GIVEN DATA ->
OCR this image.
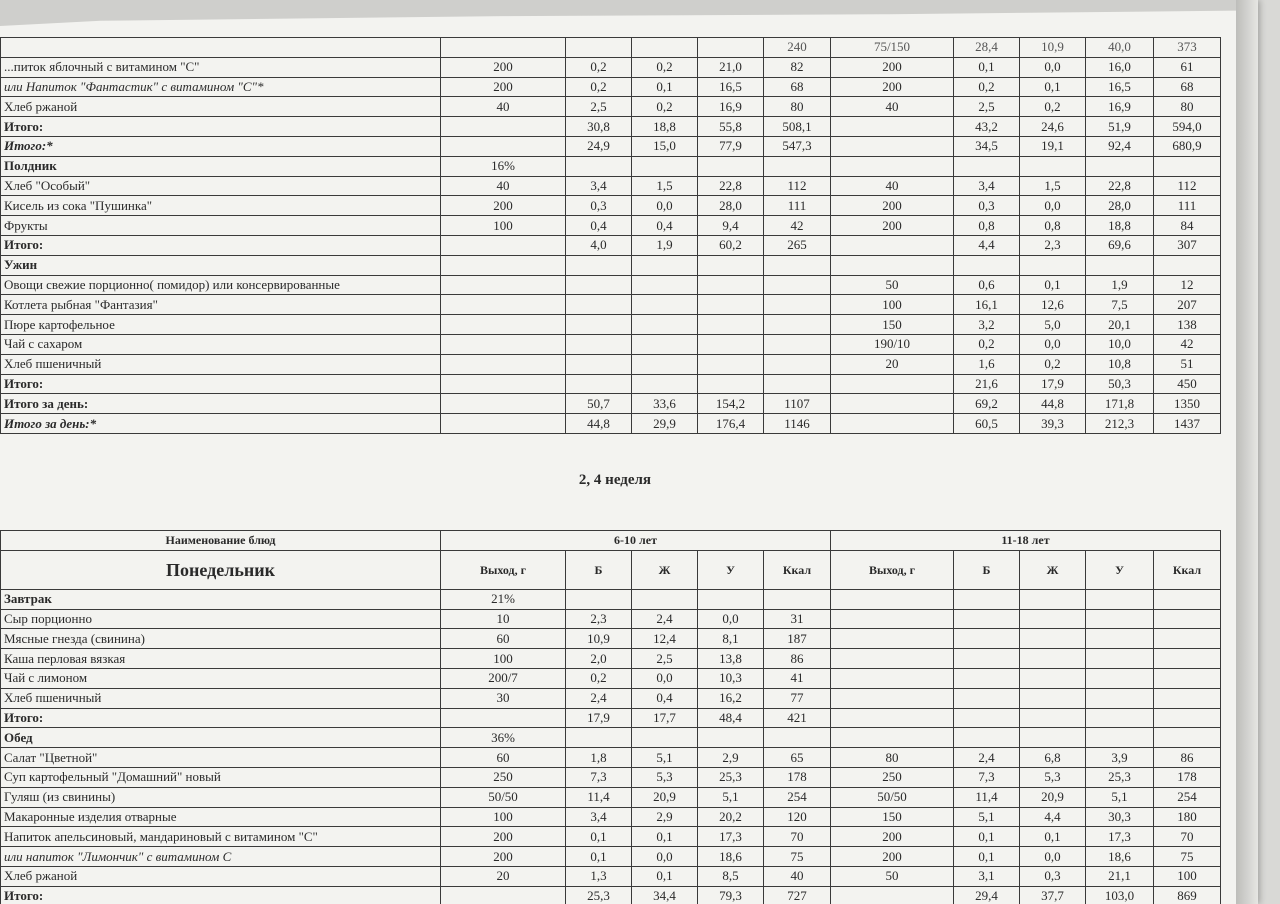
					240	75/150	28,4	10,9	40,0	373
...питок яблочный с витамином "С"	200	0,2	0,2	21,0	82	200	0,1	0,0	16,0	61
или Напиток "Фантастик" с витамином "С"*	200	0,2	0,1	16,5	68	200	0,2	0,1	16,5	68
Хлеб ржаной	40	2,5	0,2	16,9	80	40	2,5	0,2	16,9	80
Итого:		30,8	18,8	55,8	508,1		43,2	24,6	51,9	594,0
Итого:*		24,9	15,0	77,9	547,3		34,5	19,1	92,4	680,9
Полдник	16%									
Хлеб "Особый"	40	3,4	1,5	22,8	112	40	3,4	1,5	22,8	112
Кисель из сока "Пушинка"	200	0,3	0,0	28,0	111	200	0,3	0,0	28,0	111
Фрукты	100	0,4	0,4	9,4	42	200	0,8	0,8	18,8	84
Итого:		4,0	1,9	60,2	265		4,4	2,3	69,6	307
Ужин										
Овощи свежие порционно( помидор) или консервированные						50	0,6	0,1	1,9	12
Котлета рыбная "Фантазия"						100	16,1	12,6	7,5	207
Пюре картофельное						150	3,2	5,0	20,1	138
Чай с сахаром						190/10	0,2	0,0	10,0	42
Хлеб пшеничный						20	1,6	0,2	10,8	51
Итого:							21,6	17,9	50,3	450
Итого за день:		50,7	33,6	154,2	1107		69,2	44,8	171,8	1350
Итого за день:*		44,8	29,9	176,4	1146		60,5	39,3	212,3	1437
2, 4 неделя
Наименование блюд	6-10 лет					11-18 лет				
Понедельник	Выход, г	Б	Ж	У	Ккал	Выход, г	Б	Ж	У	Ккал
Завтрак	21%									
Сыр порционно	10	2,3	2,4	0,0	31					
Мясные гнезда (свинина)	60	10,9	12,4	8,1	187					
Каша перловая вязкая	100	2,0	2,5	13,8	86					
Чай с лимоном	200/7	0,2	0,0	10,3	41					
Хлеб пшеничный	30	2,4	0,4	16,2	77					
Итого:		17,9	17,7	48,4	421					
Обед	36%									
Салат "Цветной"	60	1,8	5,1	2,9	65	80	2,4	6,8	3,9	86
Суп картофельный "Домашний" новый	250	7,3	5,3	25,3	178	250	7,3	5,3	25,3	178
Гуляш (из свинины)	50/50	11,4	20,9	5,1	254	50/50	11,4	20,9	5,1	254
Макаронные изделия отварные	100	3,4	2,9	20,2	120	150	5,1	4,4	30,3	180
Напиток апельсиновый, мандариновый с витамином "С"	200	0,1	0,1	17,3	70	200	0,1	0,1	17,3	70
или напиток "Лимончик" с витамином С	200	0,1	0,0	18,6	75	200	0,1	0,0	18,6	75
Хлеб ржаной	20	1,3	0,1	8,5	40	50	3,1	0,3	21,1	100
Итого:		25,3	34,4	79,3	727		29,4	37,7	103,0	869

WORK REQUIRED -> Reproduce the material word for word, minus the images.

FULL SOLUTION ->
OCR this image.
					240	75/150	28,4	10,9	40,0	373
...питок яблочный с витамином "С"	200	0,2	0,2	21,0	82	200	0,1	0,0	16,0	61
или Напиток "Фантастик" с витамином "С"*	200	0,2	0,1	16,5	68	200	0,2	0,1	16,5	68
Хлеб ржаной	40	2,5	0,2	16,9	80	40	2,5	0,2	16,9	80
Итого:		30,8	18,8	55,8	508,1		43,2	24,6	51,9	594,0
Итого:*		24,9	15,0	77,9	547,3		34,5	19,1	92,4	680,9
Полдник	16%									
Хлеб "Особый"	40	3,4	1,5	22,8	112	40	3,4	1,5	22,8	112
Кисель из сока "Пушинка"	200	0,3	0,0	28,0	111	200	0,3	0,0	28,0	111
Фрукты	100	0,4	0,4	9,4	42	200	0,8	0,8	18,8	84
Итого:		4,0	1,9	60,2	265		4,4	2,3	69,6	307
Ужин										
Овощи свежие порционно( помидор) или консервированные						50	0,6	0,1	1,9	12
Котлета рыбная "Фантазия"						100	16,1	12,6	7,5	207
Пюре картофельное						150	3,2	5,0	20,1	138
Чай с сахаром						190/10	0,2	0,0	10,0	42
Хлеб пшеничный						20	1,6	0,2	10,8	51
Итого:							21,6	17,9	50,3	450
Итого за день:		50,7	33,6	154,2	1107		69,2	44,8	171,8	1350
Итого за день:*		44,8	29,9	176,4	1146		60,5	39,3	212,3	1437
2, 4 неделя
Наименование блюд	6-10 лет					11-18 лет				
Понедельник	Выход, г	Б	Ж	У	Ккал	Выход, г	Б	Ж	У	Ккал
Завтрак	21%									
Сыр порционно	10	2,3	2,4	0,0	31					
Мясные гнезда (свинина)	60	10,9	12,4	8,1	187					
Каша перловая вязкая	100	2,0	2,5	13,8	86					
Чай с лимоном	200/7	0,2	0,0	10,3	41					
Хлеб пшеничный	30	2,4	0,4	16,2	77					
Итого:		17,9	17,7	48,4	421					
Обед	36%									
Салат "Цветной"	60	1,8	5,1	2,9	65	80	2,4	6,8	3,9	86
Суп картофельный "Домашний" новый	250	7,3	5,3	25,3	178	250	7,3	5,3	25,3	178
Гуляш (из свинины)	50/50	11,4	20,9	5,1	254	50/50	11,4	20,9	5,1	254
Макаронные изделия отварные	100	3,4	2,9	20,2	120	150	5,1	4,4	30,3	180
Напиток апельсиновый, мандариновый с витамином "С"	200	0,1	0,1	17,3	70	200	0,1	0,1	17,3	70
или напиток "Лимончик" с витамином С	200	0,1	0,0	18,6	75	200	0,1	0,0	18,6	75
Хлеб ржаной	20	1,3	0,1	8,5	40	50	3,1	0,3	21,1	100
Итого:		25,3	34,4	79,3	727		29,4	37,7	103,0	869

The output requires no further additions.